# [What to produce]
What follows are records. Restate all of them word for word.

## Start Available records

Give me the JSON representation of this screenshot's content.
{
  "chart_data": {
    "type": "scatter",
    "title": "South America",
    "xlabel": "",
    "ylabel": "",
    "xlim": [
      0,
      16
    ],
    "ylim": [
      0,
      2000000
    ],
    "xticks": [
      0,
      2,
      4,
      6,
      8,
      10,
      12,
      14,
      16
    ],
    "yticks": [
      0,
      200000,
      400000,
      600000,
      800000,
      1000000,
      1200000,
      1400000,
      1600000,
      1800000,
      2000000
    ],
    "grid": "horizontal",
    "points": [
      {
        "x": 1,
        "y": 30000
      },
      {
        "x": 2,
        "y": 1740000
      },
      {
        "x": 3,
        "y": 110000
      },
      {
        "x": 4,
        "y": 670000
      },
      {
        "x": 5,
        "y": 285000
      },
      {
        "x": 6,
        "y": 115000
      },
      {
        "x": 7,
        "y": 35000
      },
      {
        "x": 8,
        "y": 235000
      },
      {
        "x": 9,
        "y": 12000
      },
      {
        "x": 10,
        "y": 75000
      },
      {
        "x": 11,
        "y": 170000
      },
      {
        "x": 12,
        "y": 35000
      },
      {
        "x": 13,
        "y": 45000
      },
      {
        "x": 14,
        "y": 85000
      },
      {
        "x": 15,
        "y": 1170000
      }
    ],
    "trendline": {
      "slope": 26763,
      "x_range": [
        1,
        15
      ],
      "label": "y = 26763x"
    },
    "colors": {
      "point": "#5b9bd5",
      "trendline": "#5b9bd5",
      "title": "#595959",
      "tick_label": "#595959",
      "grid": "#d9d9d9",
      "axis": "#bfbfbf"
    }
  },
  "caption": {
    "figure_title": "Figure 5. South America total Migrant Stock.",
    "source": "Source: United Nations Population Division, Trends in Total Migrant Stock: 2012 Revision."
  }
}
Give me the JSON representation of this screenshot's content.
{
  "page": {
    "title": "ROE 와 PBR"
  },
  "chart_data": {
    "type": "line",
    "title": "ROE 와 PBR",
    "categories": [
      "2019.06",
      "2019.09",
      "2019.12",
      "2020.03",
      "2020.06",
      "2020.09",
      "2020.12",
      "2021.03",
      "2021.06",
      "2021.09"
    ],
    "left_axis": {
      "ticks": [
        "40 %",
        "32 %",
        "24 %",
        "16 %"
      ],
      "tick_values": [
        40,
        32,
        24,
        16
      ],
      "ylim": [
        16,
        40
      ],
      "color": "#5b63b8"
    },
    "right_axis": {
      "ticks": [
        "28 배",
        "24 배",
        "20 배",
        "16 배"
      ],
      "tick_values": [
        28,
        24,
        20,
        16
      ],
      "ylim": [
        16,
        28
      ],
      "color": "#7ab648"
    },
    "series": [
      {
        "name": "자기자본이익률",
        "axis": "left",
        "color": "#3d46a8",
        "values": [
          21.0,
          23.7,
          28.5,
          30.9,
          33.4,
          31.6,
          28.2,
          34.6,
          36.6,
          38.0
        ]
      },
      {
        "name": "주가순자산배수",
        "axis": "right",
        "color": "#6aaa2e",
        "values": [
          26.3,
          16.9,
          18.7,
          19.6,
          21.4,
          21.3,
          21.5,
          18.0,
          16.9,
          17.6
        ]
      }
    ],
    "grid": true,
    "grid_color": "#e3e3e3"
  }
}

## End Available records

# [Final result]
Give me the JSON representation of this screenshot's content.
{
  "chart_data": {
    "type": "scatter",
    "title": "South America",
    "xlabel": "",
    "ylabel": "",
    "xlim": [
      0,
      16
    ],
    "ylim": [
      0,
      2000000
    ],
    "xticks": [
      0,
      2,
      4,
      6,
      8,
      10,
      12,
      14,
      16
    ],
    "yticks": [
      0,
      200000,
      400000,
      600000,
      800000,
      1000000,
      1200000,
      1400000,
      1600000,
      1800000,
      2000000
    ],
    "grid": "horizontal",
    "points": [
      {
        "x": 1,
        "y": 30000
      },
      {
        "x": 2,
        "y": 1740000
      },
      {
        "x": 3,
        "y": 110000
      },
      {
        "x": 4,
        "y": 670000
      },
      {
        "x": 5,
        "y": 285000
      },
      {
        "x": 6,
        "y": 115000
      },
      {
        "x": 7,
        "y": 35000
      },
      {
        "x": 8,
        "y": 235000
      },
      {
        "x": 9,
        "y": 12000
      },
      {
        "x": 10,
        "y": 75000
      },
      {
        "x": 11,
        "y": 170000
      },
      {
        "x": 12,
        "y": 35000
      },
      {
        "x": 13,
        "y": 45000
      },
      {
        "x": 14,
        "y": 85000
      },
      {
        "x": 15,
        "y": 1170000
      }
    ],
    "trendline": {
      "slope": 26763,
      "x_range": [
        1,
        15
      ],
      "label": "y = 26763x"
    },
    "colors": {
      "point": "#5b9bd5",
      "trendline": "#5b9bd5",
      "title": "#595959",
      "tick_label": "#595959",
      "grid": "#d9d9d9",
      "axis": "#bfbfbf"
    }
  },
  "caption": {
    "figure_title": "Figure 5. South America total Migrant Stock.",
    "source": "Source: United Nations Population Division, Trends in Total Migrant Stock: 2012 Revision."
  }
}
Give me the JSON representation of this screenshot's content.
{
  "page": {
    "title": "ROE 와 PBR"
  },
  "chart_data": {
    "type": "line",
    "title": "ROE 와 PBR",
    "categories": [
      "2019.06",
      "2019.09",
      "2019.12",
      "2020.03",
      "2020.06",
      "2020.09",
      "2020.12",
      "2021.03",
      "2021.06",
      "2021.09"
    ],
    "left_axis": {
      "ticks": [
        "40 %",
        "32 %",
        "24 %",
        "16 %"
      ],
      "tick_values": [
        40,
        32,
        24,
        16
      ],
      "ylim": [
        16,
        40
      ],
      "color": "#5b63b8"
    },
    "right_axis": {
      "ticks": [
        "28 배",
        "24 배",
        "20 배",
        "16 배"
      ],
      "tick_values": [
        28,
        24,
        20,
        16
      ],
      "ylim": [
        16,
        28
      ],
      "color": "#7ab648"
    },
    "series": [
      {
        "name": "자기자본이익률",
        "axis": "left",
        "color": "#3d46a8",
        "values": [
          21.0,
          23.7,
          28.5,
          30.9,
          33.4,
          31.6,
          28.2,
          34.6,
          36.6,
          38.0
        ]
      },
      {
        "name": "주가순자산배수",
        "axis": "right",
        "color": "#6aaa2e",
        "values": [
          26.3,
          16.9,
          18.7,
          19.6,
          21.4,
          21.3,
          21.5,
          18.0,
          16.9,
          17.6
        ]
      }
    ],
    "grid": true,
    "grid_color": "#e3e3e3"
  }
}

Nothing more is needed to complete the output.